--- START OF Provided records ---

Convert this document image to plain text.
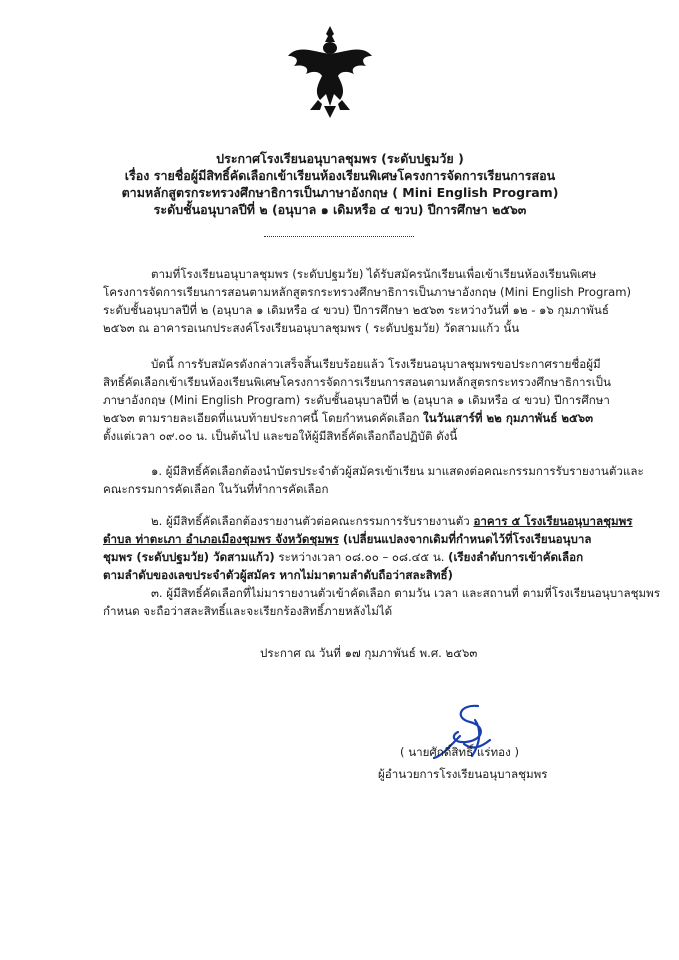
ประกาศโรงเรียนอนุบาลชุมพร (ระดับปฐมวัย )
เรื่อง รายชื่อผู้มีสิทธิ์คัดเลือกเข้าเรียนห้องเรียนพิเศษโครงการจัดการเรียนการสอน
ตามหลักสูตรกระทรวงศึกษาธิการเป็นภาษาอังกฤษ ( Mini English Program)
ระดับชั้นอนุบาลปีที่ ๒ (อนุบาล ๑ เดิมหรือ ๔ ขวบ) ปีการศึกษา ๒๕๖๓
ตามที่โรงเรียนอนุบาลชุมพร (ระดับปฐมวัย) ได้รับสมัครนักเรียนเพื่อเข้าเรียนห้องเรียนพิเศษ
โครงการจัดการเรียนการสอนตามหลักสูตรกระทรวงศึกษาธิการเป็นภาษาอังกฤษ (Mini English Program)
ระดับชั้นอนุบาลปีที่ ๒ (อนุบาล ๑ เดิมหรือ ๔ ขวบ) ปีการศึกษา ๒๕๖๓ ระหว่างวันที่ ๑๒ - ๑๖ กุมภาพันธ์
๒๕๖๓ ณ อาคารอเนกประสงค์โรงเรียนอนุบาลชุมพร ( ระดับปฐมวัย) วัดสามแก้ว นั้น
บัดนี้ การรับสมัครดังกล่าวเสร็จสิ้นเรียบร้อยแล้ว โรงเรียนอนุบาลชุมพรขอประกาศรายชื่อผู้มี
สิทธิ์คัดเลือกเข้าเรียนห้องเรียนพิเศษโครงการจัดการเรียนการสอนตามหลักสูตรกระทรวงศึกษาธิการเป็น
ภาษาอังกฤษ (Mini English Program) ระดับชั้นอนุบาลปีที่ ๒ (อนุบาล ๑ เดิมหรือ ๔ ขวบ) ปีการศึกษา
๒๕๖๓ ตามรายละเอียดที่แนบท้ายประกาศนี้ โดยกำหนดคัดเลือก ในวันเสาร์ที่ ๒๒ กุมภาพันธ์ ๒๕๖๓
ตั้งแต่เวลา ๐๙.๐๐ น. เป็นต้นไป และขอให้ผู้มีสิทธิ์คัดเลือกถือปฏิบัติ ดังนี้
๑. ผู้มีสิทธิ์คัดเลือกต้องนำบัตรประจำตัวผู้สมัครเข้าเรียน มาแสดงต่อคณะกรรมการรับรายงานตัวและ
คณะกรรมการคัดเลือก ในวันที่ทำการคัดเลือก
๒. ผู้มีสิทธิ์คัดเลือกต้องรายงานตัวต่อคณะกรรมการรับรายงานตัว อาคาร ๕ โรงเรียนอนุบาลชุมพร
ตำบล ท่าตะเภา อำเภอเมืองชุมพร จังหวัดชุมพร (เปลี่ยนแปลงจากเดิมที่กำหนดไว้ที่โรงเรียนอนุบาล
ชุมพร (ระดับปฐมวัย) วัดสามแก้ว) ระหว่างเวลา ๐๘.๐๐ – ๐๘.๔๕ น. (เรียงลำดับการเข้าคัดเลือก
ตามลำดับของเลขประจำตัวผู้สมัคร หากไม่มาตามลำดับถือว่าสละสิทธิ์)
๓. ผู้มีสิทธิ์คัดเลือกที่ไม่มารายงานตัวเข้าคัดเลือก ตามวัน เวลา และสถานที่ ตามที่โรงเรียนอนุบาลชุมพร
กำหนด จะถือว่าสละสิทธิ์และจะเรียกร้องสิทธิ์ภายหลังไม่ได้
ประกาศ ณ วันที่ ๑๗ กุมภาพันธ์ พ.ศ. ๒๕๖๓
( นายศักดิ์สิทธิ์ แร่ทอง )
ผู้อำนวยการโรงเรียนอนุบาลชุมพร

--- END OF Provided records ---

> **Direction**
Exclude all images and restate the records above word for word.

> **Solution for this task**
Convert this document image to plain text.
ประกาศโรงเรียนอนุบาลชุมพร (ระดับปฐมวัย )
เรื่อง รายชื่อผู้มีสิทธิ์คัดเลือกเข้าเรียนห้องเรียนพิเศษโครงการจัดการเรียนการสอน
ตามหลักสูตรกระทรวงศึกษาธิการเป็นภาษาอังกฤษ ( Mini English Program)
ระดับชั้นอนุบาลปีที่ ๒ (อนุบาล ๑ เดิมหรือ ๔ ขวบ) ปีการศึกษา ๒๕๖๓
ตามที่โรงเรียนอนุบาลชุมพร (ระดับปฐมวัย) ได้รับสมัครนักเรียนเพื่อเข้าเรียนห้องเรียนพิเศษ
โครงการจัดการเรียนการสอนตามหลักสูตรกระทรวงศึกษาธิการเป็นภาษาอังกฤษ (Mini English Program)
ระดับชั้นอนุบาลปีที่ ๒ (อนุบาล ๑ เดิมหรือ ๔ ขวบ) ปีการศึกษา ๒๕๖๓ ระหว่างวันที่ ๑๒ - ๑๖ กุมภาพันธ์
๒๕๖๓ ณ อาคารอเนกประสงค์โรงเรียนอนุบาลชุมพร ( ระดับปฐมวัย) วัดสามแก้ว นั้น
บัดนี้ การรับสมัครดังกล่าวเสร็จสิ้นเรียบร้อยแล้ว โรงเรียนอนุบาลชุมพรขอประกาศรายชื่อผู้มี
สิทธิ์คัดเลือกเข้าเรียนห้องเรียนพิเศษโครงการจัดการเรียนการสอนตามหลักสูตรกระทรวงศึกษาธิการเป็น
ภาษาอังกฤษ (Mini English Program) ระดับชั้นอนุบาลปีที่ ๒ (อนุบาล ๑ เดิมหรือ ๔ ขวบ) ปีการศึกษา
๒๕๖๓ ตามรายละเอียดที่แนบท้ายประกาศนี้ โดยกำหนดคัดเลือก ในวันเสาร์ที่ ๒๒ กุมภาพันธ์ ๒๕๖๓
ตั้งแต่เวลา ๐๙.๐๐ น. เป็นต้นไป และขอให้ผู้มีสิทธิ์คัดเลือกถือปฏิบัติ ดังนี้
๑. ผู้มีสิทธิ์คัดเลือกต้องนำบัตรประจำตัวผู้สมัครเข้าเรียน มาแสดงต่อคณะกรรมการรับรายงานตัวและ
คณะกรรมการคัดเลือก ในวันที่ทำการคัดเลือก
๒. ผู้มีสิทธิ์คัดเลือกต้องรายงานตัวต่อคณะกรรมการรับรายงานตัว อาคาร ๕ โรงเรียนอนุบาลชุมพร
ตำบล ท่าตะเภา อำเภอเมืองชุมพร จังหวัดชุมพร (เปลี่ยนแปลงจากเดิมที่กำหนดไว้ที่โรงเรียนอนุบาล
ชุมพร (ระดับปฐมวัย) วัดสามแก้ว) ระหว่างเวลา ๐๘.๐๐ – ๐๘.๔๕ น. (เรียงลำดับการเข้าคัดเลือก
ตามลำดับของเลขประจำตัวผู้สมัคร หากไม่มาตามลำดับถือว่าสละสิทธิ์)
๓. ผู้มีสิทธิ์คัดเลือกที่ไม่มารายงานตัวเข้าคัดเลือก ตามวัน เวลา และสถานที่ ตามที่โรงเรียนอนุบาลชุมพร
กำหนด จะถือว่าสละสิทธิ์และจะเรียกร้องสิทธิ์ภายหลังไม่ได้
ประกาศ ณ วันที่ ๑๗ กุมภาพันธ์ พ.ศ. ๒๕๖๓
( นายศักดิ์สิทธิ์ แร่ทอง )
ผู้อำนวยการโรงเรียนอนุบาลชุมพร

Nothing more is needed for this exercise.